━━━━━ EXTRACTED INFORMATION ━━━━━

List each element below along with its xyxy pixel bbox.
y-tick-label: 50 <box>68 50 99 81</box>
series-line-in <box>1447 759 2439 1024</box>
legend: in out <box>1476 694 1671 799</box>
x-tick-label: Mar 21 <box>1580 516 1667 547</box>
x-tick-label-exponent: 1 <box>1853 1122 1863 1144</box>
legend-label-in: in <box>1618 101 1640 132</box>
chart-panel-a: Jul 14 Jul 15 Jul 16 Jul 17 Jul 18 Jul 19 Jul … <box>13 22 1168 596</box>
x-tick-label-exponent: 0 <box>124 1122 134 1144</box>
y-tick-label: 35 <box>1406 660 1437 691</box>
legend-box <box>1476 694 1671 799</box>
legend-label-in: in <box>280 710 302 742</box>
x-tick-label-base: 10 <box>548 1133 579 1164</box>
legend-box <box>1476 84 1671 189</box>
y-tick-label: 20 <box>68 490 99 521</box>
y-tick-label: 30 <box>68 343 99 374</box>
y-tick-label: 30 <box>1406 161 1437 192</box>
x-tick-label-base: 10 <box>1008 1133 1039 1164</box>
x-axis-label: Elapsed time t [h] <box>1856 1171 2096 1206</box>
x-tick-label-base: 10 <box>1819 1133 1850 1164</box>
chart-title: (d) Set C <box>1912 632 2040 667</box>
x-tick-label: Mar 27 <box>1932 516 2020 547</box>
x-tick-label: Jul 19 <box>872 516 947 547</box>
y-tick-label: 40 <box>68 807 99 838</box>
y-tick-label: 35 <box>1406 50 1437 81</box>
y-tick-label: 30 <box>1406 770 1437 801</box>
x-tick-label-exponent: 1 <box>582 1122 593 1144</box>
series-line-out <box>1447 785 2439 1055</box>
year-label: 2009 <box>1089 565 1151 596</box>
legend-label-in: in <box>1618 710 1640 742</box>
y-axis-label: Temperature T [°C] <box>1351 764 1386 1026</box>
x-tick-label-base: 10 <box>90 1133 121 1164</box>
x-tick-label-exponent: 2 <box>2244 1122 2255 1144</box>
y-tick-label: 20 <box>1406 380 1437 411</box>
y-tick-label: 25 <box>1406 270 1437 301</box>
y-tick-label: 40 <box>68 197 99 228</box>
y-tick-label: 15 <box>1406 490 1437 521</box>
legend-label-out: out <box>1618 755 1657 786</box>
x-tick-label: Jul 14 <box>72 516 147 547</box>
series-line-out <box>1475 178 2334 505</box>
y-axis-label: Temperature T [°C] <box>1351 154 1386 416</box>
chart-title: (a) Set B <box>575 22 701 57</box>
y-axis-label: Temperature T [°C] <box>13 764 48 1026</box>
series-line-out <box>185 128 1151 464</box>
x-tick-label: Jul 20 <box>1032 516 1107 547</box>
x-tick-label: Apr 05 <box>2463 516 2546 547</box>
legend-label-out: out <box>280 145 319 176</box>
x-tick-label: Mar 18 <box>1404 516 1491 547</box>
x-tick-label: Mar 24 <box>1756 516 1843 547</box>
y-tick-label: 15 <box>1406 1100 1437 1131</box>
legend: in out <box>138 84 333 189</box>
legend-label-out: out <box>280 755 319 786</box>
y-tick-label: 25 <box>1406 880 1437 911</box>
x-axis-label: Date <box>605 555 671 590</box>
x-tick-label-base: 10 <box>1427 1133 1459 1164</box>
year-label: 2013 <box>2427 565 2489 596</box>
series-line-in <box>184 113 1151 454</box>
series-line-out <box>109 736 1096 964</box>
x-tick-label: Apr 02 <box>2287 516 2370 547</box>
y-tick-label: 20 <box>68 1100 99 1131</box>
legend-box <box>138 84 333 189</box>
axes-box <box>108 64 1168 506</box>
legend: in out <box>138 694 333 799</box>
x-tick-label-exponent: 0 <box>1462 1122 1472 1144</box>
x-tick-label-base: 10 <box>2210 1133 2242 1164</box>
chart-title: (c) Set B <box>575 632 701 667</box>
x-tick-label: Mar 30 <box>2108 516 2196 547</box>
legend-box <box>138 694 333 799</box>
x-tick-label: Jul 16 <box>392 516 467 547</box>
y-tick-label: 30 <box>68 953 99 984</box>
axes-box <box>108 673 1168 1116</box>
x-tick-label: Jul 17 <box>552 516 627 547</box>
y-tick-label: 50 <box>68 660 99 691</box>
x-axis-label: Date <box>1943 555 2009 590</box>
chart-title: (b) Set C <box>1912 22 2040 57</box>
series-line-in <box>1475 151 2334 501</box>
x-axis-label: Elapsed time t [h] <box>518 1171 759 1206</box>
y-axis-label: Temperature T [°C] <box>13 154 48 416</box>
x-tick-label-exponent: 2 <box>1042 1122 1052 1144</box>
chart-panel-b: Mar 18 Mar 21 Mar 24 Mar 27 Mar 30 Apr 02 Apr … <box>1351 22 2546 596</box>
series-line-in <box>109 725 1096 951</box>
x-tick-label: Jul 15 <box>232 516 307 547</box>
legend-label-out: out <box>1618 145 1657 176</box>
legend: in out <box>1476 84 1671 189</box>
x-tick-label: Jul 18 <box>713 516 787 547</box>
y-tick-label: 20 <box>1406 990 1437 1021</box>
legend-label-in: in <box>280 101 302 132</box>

━━━━━

EXERCISE.
Go through all the entries and swap "Elapsed time" for "Time elapsed" wherever it appears. Give the lines back with nothing else changed.

RESULT OF THIS EXERCISE.
List each element below along with its xyxy pixel bbox.
y-tick-label: 50 <box>68 50 99 81</box>
series-line-in <box>1447 759 2439 1024</box>
legend: in out <box>1476 694 1671 799</box>
x-tick-label: Mar 21 <box>1580 516 1667 547</box>
x-tick-label-exponent: 1 <box>1853 1122 1863 1144</box>
legend-label-in: in <box>1618 101 1640 132</box>
chart-panel-a: Jul 14 Jul 15 Jul 16 Jul 17 Jul 18 Jul 19 Jul … <box>13 22 1168 596</box>
x-tick-label-exponent: 0 <box>124 1122 134 1144</box>
y-tick-label: 35 <box>1406 660 1437 691</box>
legend-box <box>1476 694 1671 799</box>
legend-label-in: in <box>280 710 302 742</box>
x-tick-label-base: 10 <box>548 1133 579 1164</box>
legend-box <box>1476 84 1671 189</box>
y-tick-label: 20 <box>68 490 99 521</box>
y-tick-label: 30 <box>68 343 99 374</box>
y-tick-label: 30 <box>1406 161 1437 192</box>
x-tick-label-base: 10 <box>1008 1133 1039 1164</box>
x-axis-label: Time elapsed t [h] <box>1856 1171 2096 1206</box>
x-tick-label-base: 10 <box>1819 1133 1850 1164</box>
chart-title: (d) Set C <box>1912 632 2040 667</box>
x-tick-label: Mar 27 <box>1932 516 2020 547</box>
x-tick-label: Jul 19 <box>872 516 947 547</box>
y-tick-label: 40 <box>68 807 99 838</box>
y-tick-label: 35 <box>1406 50 1437 81</box>
y-tick-label: 30 <box>1406 770 1437 801</box>
x-tick-label-exponent: 1 <box>582 1122 593 1144</box>
series-line-out <box>1447 785 2439 1055</box>
year-label: 2009 <box>1089 565 1151 596</box>
legend-label-in: in <box>1618 710 1640 742</box>
y-axis-label: Temperature T [°C] <box>1351 764 1386 1026</box>
x-tick-label-base: 10 <box>90 1133 121 1164</box>
x-tick-label-exponent: 2 <box>2244 1122 2255 1144</box>
y-tick-label: 20 <box>1406 380 1437 411</box>
y-tick-label: 25 <box>1406 270 1437 301</box>
y-tick-label: 40 <box>68 197 99 228</box>
y-tick-label: 15 <box>1406 490 1437 521</box>
legend-label-out: out <box>1618 755 1657 786</box>
x-tick-label: Jul 14 <box>72 516 147 547</box>
series-line-out <box>1475 178 2334 505</box>
y-axis-label: Temperature T [°C] <box>1351 154 1386 416</box>
chart-title: (a) Set B <box>575 22 701 57</box>
y-axis-label: Temperature T [°C] <box>13 764 48 1026</box>
series-line-out <box>185 128 1151 464</box>
x-tick-label: Jul 20 <box>1032 516 1107 547</box>
x-tick-label: Apr 05 <box>2463 516 2546 547</box>
legend-label-out: out <box>280 145 319 176</box>
x-tick-label: Mar 18 <box>1404 516 1491 547</box>
x-tick-label: Mar 24 <box>1756 516 1843 547</box>
y-tick-label: 15 <box>1406 1100 1437 1131</box>
legend: in out <box>138 84 333 189</box>
legend-label-out: out <box>280 755 319 786</box>
y-tick-label: 25 <box>1406 880 1437 911</box>
x-axis-label: Date <box>605 555 671 590</box>
x-tick-label-base: 10 <box>1427 1133 1459 1164</box>
year-label: 2013 <box>2427 565 2489 596</box>
series-line-in <box>184 113 1151 454</box>
series-line-out <box>109 736 1096 964</box>
x-tick-label: Apr 02 <box>2287 516 2370 547</box>
y-tick-label: 20 <box>68 1100 99 1131</box>
legend-box <box>138 84 333 189</box>
axes-box <box>108 64 1168 506</box>
legend: in out <box>138 694 333 799</box>
x-tick-label-exponent: 0 <box>1462 1122 1472 1144</box>
x-tick-label-base: 10 <box>2210 1133 2242 1164</box>
chart-title: (c) Set B <box>575 632 701 667</box>
x-tick-label: Mar 30 <box>2108 516 2196 547</box>
legend-box <box>138 694 333 799</box>
x-tick-label: Jul 16 <box>392 516 467 547</box>
y-tick-label: 30 <box>68 953 99 984</box>
axes-box <box>108 673 1168 1116</box>
x-tick-label: Jul 17 <box>552 516 627 547</box>
y-tick-label: 50 <box>68 660 99 691</box>
x-axis-label: Date <box>1943 555 2009 590</box>
chart-title: (b) Set C <box>1912 22 2040 57</box>
series-line-in <box>1475 151 2334 501</box>
x-axis-label: Time elapsed t [h] <box>518 1171 759 1206</box>
y-axis-label: Temperature T [°C] <box>13 154 48 416</box>
x-tick-label-exponent: 2 <box>1042 1122 1052 1144</box>
chart-panel-b: Mar 18 Mar 21 Mar 24 Mar 27 Mar 30 Apr 02 Apr … <box>1351 22 2546 596</box>
series-line-in <box>109 725 1096 951</box>
x-tick-label: Jul 15 <box>232 516 307 547</box>
legend-label-out: out <box>1618 145 1657 176</box>
legend: in out <box>1476 84 1671 189</box>
x-tick-label: Jul 18 <box>713 516 787 547</box>
y-tick-label: 20 <box>1406 990 1437 1021</box>
legend-label-in: in <box>280 101 302 132</box>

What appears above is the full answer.